• **The problem**
Select the lines that hold the word "structured" and copy each one.

• **Provided material**

━━━━━━━━━━

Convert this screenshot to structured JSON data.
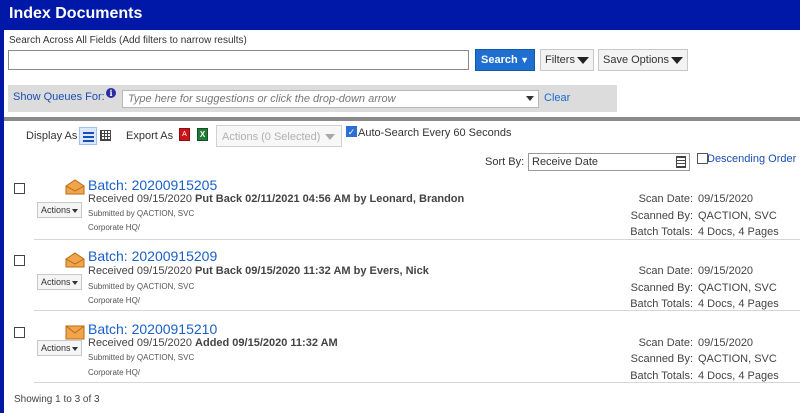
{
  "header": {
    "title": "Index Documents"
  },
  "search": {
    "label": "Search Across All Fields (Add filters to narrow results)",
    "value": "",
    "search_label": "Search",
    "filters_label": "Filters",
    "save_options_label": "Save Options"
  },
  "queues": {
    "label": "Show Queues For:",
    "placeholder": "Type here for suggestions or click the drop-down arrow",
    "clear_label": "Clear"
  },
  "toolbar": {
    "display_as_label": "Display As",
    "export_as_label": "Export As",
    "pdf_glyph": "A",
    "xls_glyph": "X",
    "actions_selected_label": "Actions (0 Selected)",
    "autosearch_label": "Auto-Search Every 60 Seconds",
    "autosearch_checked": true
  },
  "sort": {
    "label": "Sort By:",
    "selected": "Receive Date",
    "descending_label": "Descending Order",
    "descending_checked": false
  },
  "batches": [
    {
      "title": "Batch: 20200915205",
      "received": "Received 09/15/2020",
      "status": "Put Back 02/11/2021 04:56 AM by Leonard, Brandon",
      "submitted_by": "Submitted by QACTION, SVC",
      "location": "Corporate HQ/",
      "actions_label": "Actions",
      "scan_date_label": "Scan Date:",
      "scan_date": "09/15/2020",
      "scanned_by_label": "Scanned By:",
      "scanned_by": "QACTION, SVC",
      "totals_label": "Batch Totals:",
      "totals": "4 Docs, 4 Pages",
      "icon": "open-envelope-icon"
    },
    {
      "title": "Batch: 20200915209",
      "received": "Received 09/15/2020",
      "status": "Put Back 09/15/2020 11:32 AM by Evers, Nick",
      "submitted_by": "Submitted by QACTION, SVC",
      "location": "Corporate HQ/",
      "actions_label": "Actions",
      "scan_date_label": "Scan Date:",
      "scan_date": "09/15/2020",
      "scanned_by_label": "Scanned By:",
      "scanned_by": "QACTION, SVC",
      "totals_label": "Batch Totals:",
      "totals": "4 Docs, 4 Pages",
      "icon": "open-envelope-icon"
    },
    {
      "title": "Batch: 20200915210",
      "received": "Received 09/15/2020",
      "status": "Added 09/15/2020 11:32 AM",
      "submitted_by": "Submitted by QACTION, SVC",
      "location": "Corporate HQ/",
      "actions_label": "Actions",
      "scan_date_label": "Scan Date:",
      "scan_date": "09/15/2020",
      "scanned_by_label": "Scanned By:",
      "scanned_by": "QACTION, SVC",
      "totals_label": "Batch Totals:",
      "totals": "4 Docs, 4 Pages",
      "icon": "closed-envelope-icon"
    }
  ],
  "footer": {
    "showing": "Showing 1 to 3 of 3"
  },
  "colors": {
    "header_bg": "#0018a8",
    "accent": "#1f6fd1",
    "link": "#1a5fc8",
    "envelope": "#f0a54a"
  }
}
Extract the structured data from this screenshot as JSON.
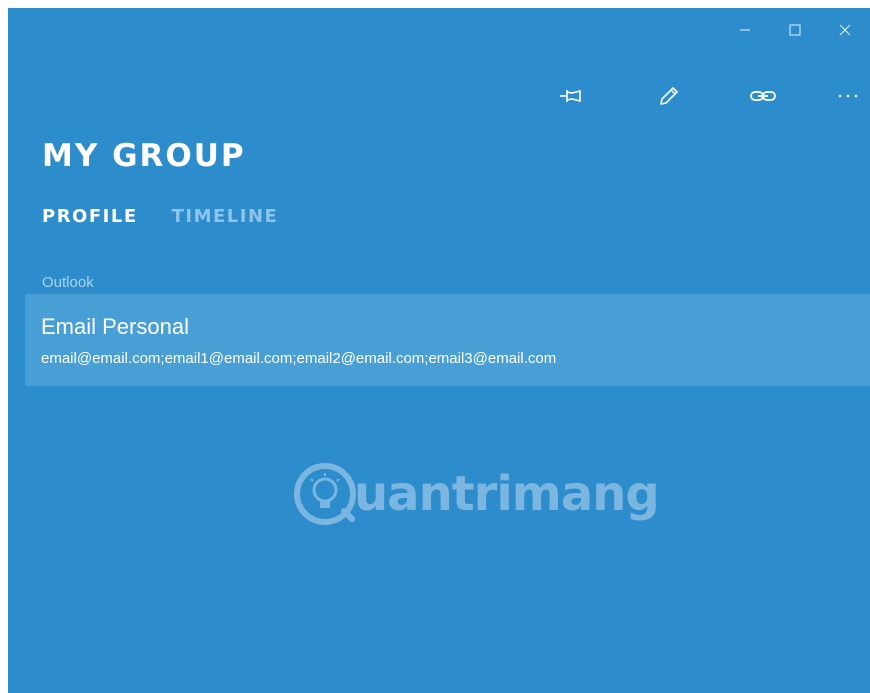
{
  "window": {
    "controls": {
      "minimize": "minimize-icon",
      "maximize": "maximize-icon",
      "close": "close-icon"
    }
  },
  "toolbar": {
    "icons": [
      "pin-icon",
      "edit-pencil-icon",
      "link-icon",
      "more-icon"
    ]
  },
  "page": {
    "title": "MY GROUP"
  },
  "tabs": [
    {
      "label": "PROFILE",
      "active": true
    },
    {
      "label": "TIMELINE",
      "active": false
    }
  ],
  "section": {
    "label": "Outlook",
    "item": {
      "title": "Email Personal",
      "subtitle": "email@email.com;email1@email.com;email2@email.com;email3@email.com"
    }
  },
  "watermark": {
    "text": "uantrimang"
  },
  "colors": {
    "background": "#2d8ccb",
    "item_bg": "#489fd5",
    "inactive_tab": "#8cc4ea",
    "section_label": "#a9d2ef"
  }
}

━━━━━━━━━━

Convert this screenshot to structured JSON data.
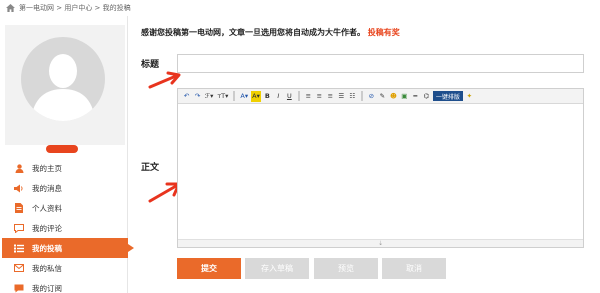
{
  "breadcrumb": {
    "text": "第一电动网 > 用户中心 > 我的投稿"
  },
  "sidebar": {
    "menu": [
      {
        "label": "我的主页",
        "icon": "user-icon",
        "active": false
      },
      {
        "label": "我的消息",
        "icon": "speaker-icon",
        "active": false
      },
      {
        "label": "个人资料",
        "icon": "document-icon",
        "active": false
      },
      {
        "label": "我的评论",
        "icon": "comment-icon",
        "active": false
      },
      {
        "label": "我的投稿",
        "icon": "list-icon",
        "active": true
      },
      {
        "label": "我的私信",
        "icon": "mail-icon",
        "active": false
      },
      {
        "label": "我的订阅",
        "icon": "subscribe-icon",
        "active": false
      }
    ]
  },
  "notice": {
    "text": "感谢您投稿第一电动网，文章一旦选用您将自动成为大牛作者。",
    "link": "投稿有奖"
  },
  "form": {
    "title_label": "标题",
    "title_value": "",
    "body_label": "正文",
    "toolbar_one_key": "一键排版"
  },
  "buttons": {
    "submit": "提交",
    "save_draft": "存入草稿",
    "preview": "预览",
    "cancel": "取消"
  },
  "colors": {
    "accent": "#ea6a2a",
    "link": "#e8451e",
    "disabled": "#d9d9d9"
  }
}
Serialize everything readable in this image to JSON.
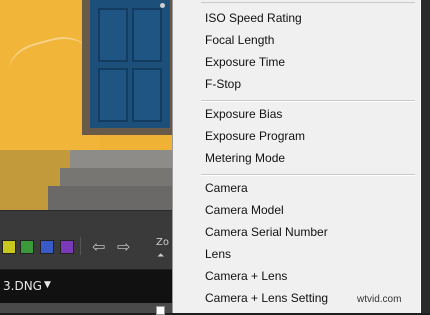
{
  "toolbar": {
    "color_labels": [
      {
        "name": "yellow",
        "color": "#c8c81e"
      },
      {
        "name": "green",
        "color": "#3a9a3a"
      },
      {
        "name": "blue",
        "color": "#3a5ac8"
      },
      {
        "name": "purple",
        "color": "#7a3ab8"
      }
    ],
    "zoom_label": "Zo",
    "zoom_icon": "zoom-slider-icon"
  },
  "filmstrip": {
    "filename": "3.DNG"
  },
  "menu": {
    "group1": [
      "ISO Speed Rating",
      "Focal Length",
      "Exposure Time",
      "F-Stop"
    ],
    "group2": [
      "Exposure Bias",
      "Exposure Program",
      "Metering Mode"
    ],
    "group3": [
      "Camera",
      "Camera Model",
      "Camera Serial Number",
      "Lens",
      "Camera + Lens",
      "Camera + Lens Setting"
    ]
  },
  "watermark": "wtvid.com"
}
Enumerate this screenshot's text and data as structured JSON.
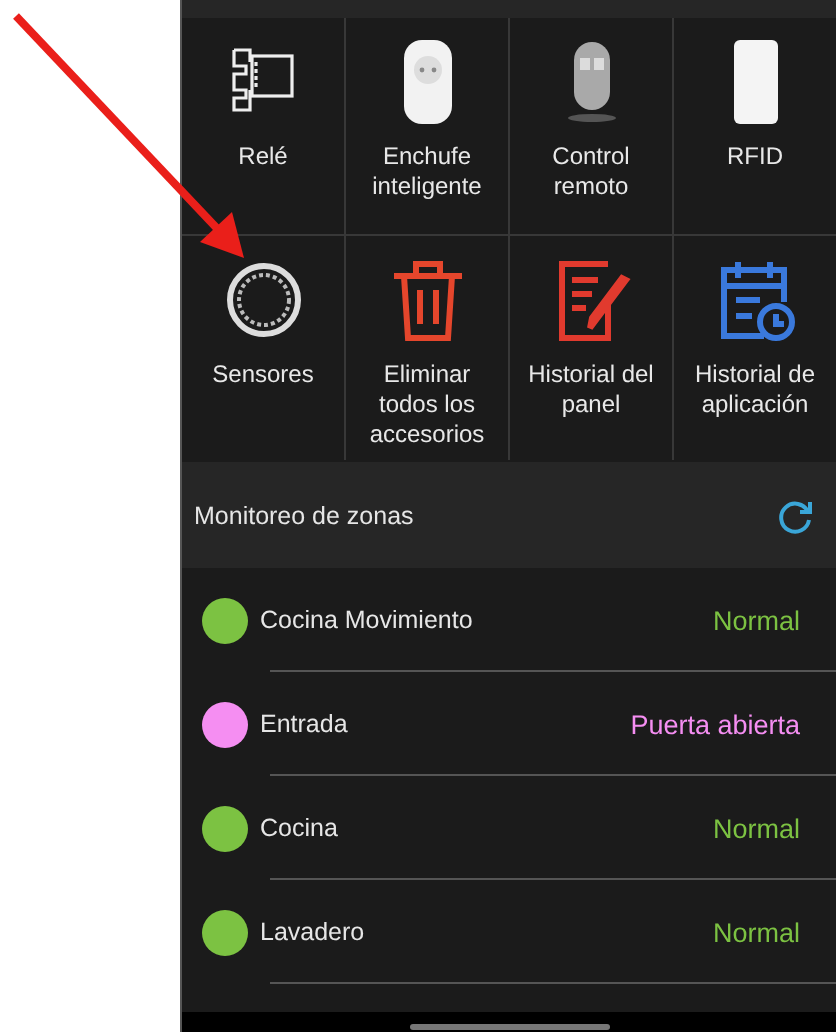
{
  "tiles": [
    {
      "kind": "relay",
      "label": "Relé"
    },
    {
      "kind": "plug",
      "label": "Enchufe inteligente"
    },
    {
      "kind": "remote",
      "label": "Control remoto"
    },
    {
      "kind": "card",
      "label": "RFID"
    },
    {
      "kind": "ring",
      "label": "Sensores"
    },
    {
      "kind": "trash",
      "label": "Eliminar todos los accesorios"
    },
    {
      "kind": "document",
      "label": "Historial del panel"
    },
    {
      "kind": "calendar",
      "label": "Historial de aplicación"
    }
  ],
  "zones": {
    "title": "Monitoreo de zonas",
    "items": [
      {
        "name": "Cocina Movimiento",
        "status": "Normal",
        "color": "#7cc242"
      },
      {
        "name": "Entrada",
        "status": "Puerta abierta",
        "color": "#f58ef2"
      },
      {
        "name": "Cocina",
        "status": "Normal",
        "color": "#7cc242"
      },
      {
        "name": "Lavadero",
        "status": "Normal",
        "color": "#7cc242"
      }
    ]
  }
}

━━━━━━━━━━

• **Result of the task**
Convert this screenshot to structured JSON data.
Extract the structured data from this screenshot as JSON.
Convert this screenshot to structured JSON data.
Enumerate this screenshot's text and data as structured JSON.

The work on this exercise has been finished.